◆ **What you need to do**
Read the lines that follow and tally those with the word "them"; give the number and nothing else.

◆ **Records supplied**
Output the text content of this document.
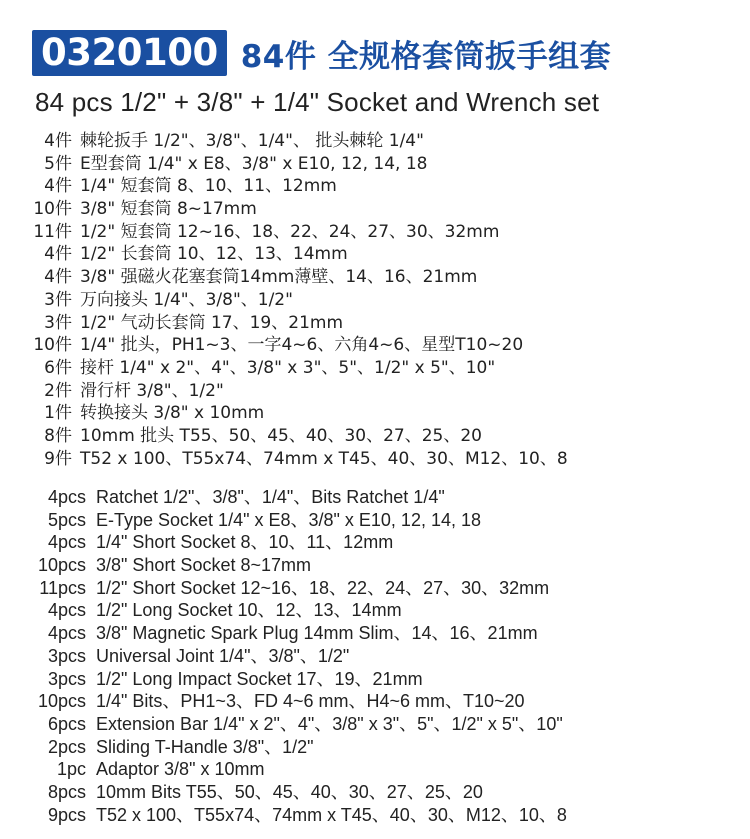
0320100 84件 全规格套筒扳手组套
84 pcs 1/2" + 3/8" + 1/4" Socket and Wrench set
4件 棘轮扳手 1/2"、3/8"、1/4"、 批头棘轮 1/4"
5件 E型套筒 1/4" x E8、3/8" x E10, 12, 14, 18
4件 1/4" 短套筒 8、10、11、12mm
10件 3/8" 短套筒 8~17mm
11件 1/2" 短套筒 12~16、18、22、24、27、30、32mm
4件 1/2" 长套筒 10、12、13、14mm
4件 3/8" 强磁火花塞套筒14mm薄壁、14、16、21mm
3件 万向接头 1/4"、3/8"、1/2"
3件 1/2" 气动长套筒 17、19、21mm
10件 1/4" 批头，PH1~3、一字4~6、六角4~6、星型T10~20
6件 接杆 1/4" x 2"、4"、3/8" x 3"、5"、1/2" x 5"、10"
2件 滑行杆 3/8"、1/2"
1件 转换接头 3/8" x 10mm
8件 10mm 批头 T55、50、45、40、30、27、25、20
9件 T52 x 100、T55x74、74mm x T45、40、30、M12、10、8
4pcs Ratchet 1/2"、3/8"、1/4"、Bits Ratchet 1/4"
5pcs E-Type Socket 1/4" x E8、3/8" x E10, 12, 14, 18
4pcs 1/4" Short Socket 8、10、11、12mm
10pcs 3/8" Short Socket 8~17mm
11pcs 1/2" Short Socket 12~16、18、22、24、27、30、32mm
4pcs 1/2" Long Socket 10、12、13、14mm
4pcs 3/8" Magnetic Spark Plug 14mm Slim、14、16、21mm
3pcs Universal Joint 1/4"、3/8"、1/2"
3pcs 1/2" Long Impact Socket 17、19、21mm
10pcs 1/4" Bits、PH1~3、FD 4~6 mm、H4~6 mm、T10~20
6pcs Extension Bar 1/4" x 2"、4"、3/8" x 3"、5"、1/2" x 5"、10"
2pcs Sliding T-Handle 3/8"、1/2"
1pc Adaptor 3/8" x 10mm
8pcs 10mm Bits T55、50、45、40、30、27、25、20
9pcs T52 x 100、T55x74、74mm x T45、40、30、M12、10、8
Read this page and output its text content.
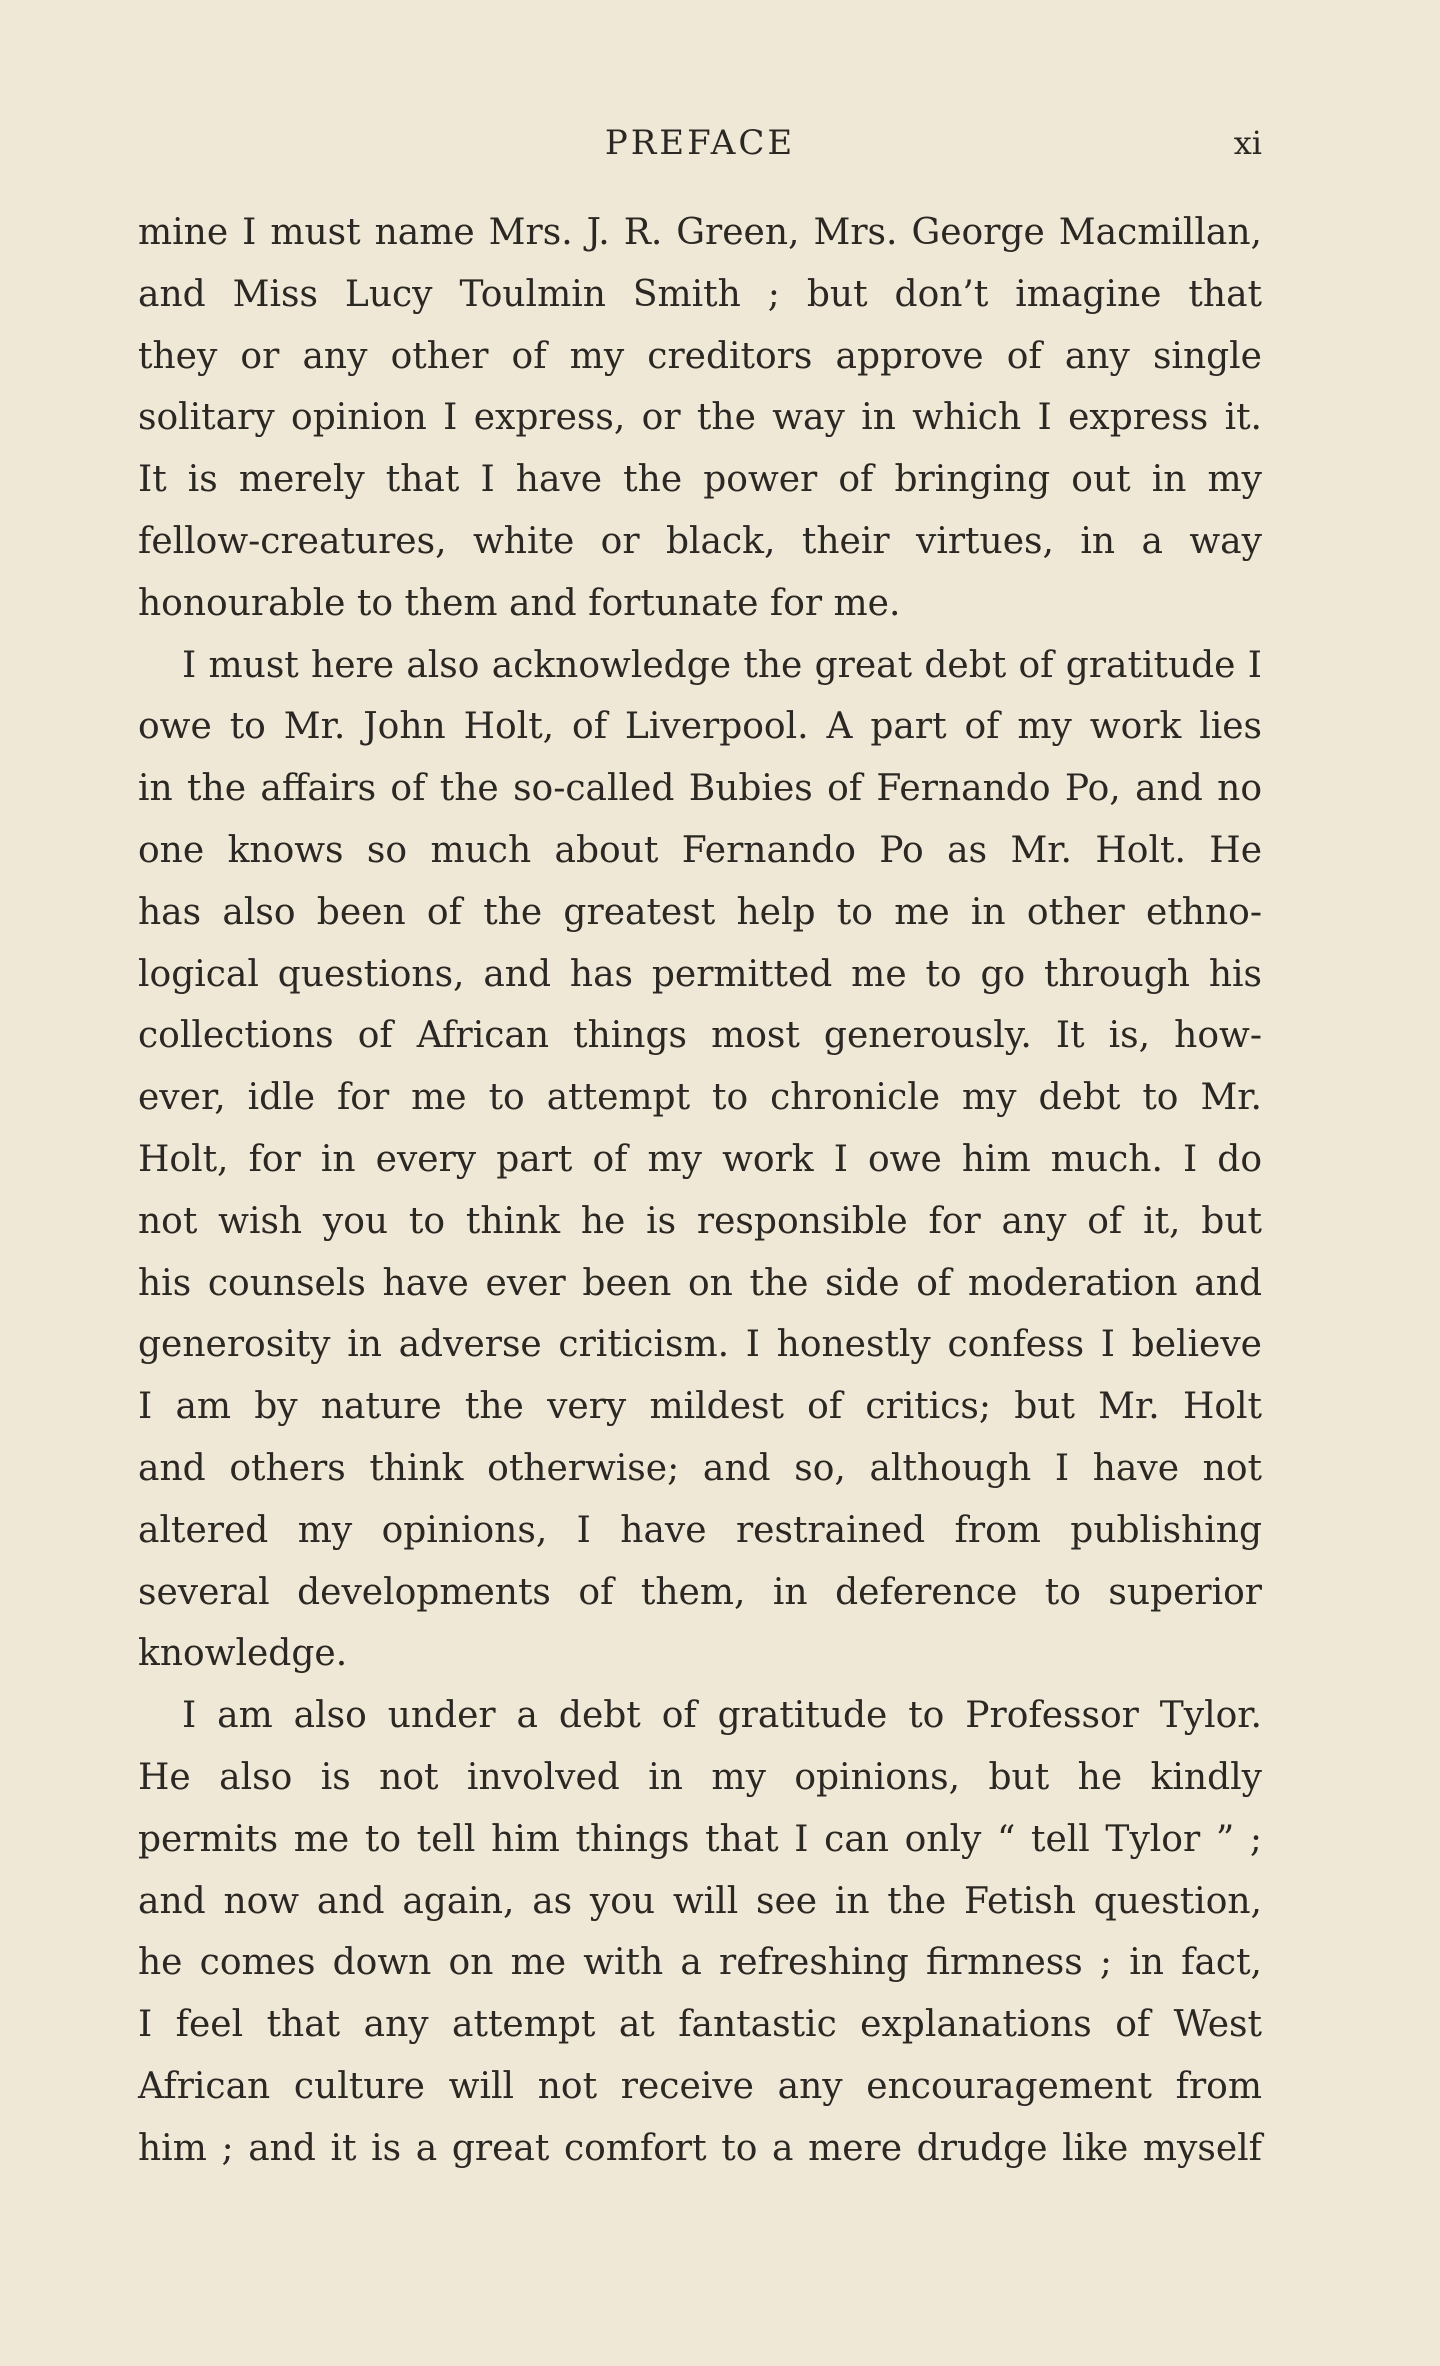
PREFACE	xi
mine I must name Mrs. J. R. Green, Mrs. George Macmillan,
and Miss Lucy Toulmin Smith ; but don’t imagine that
they or any other of my creditors approve of any single
solitary opinion I express, or the way in which I express it.
It is merely that I have the power of bringing out in my
fellow-creatures, white or black, their virtues, in a way
honourable to them and fortunate for me.
I must here also acknowledge the great debt of gratitude I
owe to Mr. John Holt, of Liverpool. A part of my work lies
in the affairs of the so-called Bubies of Fernando Po, and no
one knows so much about Fernando Po as Mr. Holt. He
has also been of the greatest help to me in other ethno-
logical questions, and has permitted me to go through his
collections of African things most generously. It is, how-
ever, idle for me to attempt to chronicle my debt to Mr.
Holt, for in every part of my work I owe him much. I do
not wish you to think he is responsible for any of it, but
his counsels have ever been on the side of moderation and
generosity in adverse criticism. I honestly confess I believe
I am by nature the very mildest of critics; but Mr. Holt
and others think otherwise; and so, although I have not
altered my opinions, I have restrained from publishing
several developments of them, in deference to superior
knowledge.
I am also under a debt of gratitude to Professor Tylor.
He also is not involved in my opinions, but he kindly
permits me to tell him things that I can only “ tell Tylor ” ;
and now and again, as you will see in the Fetish question,
he comes down on me with a refreshing firmness ; in fact,
I feel that any attempt at fantastic explanations of West
African culture will not receive any encouragement from
him ; and it is a great comfort to a mere drudge like myself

◆ **Output of the exercise**
2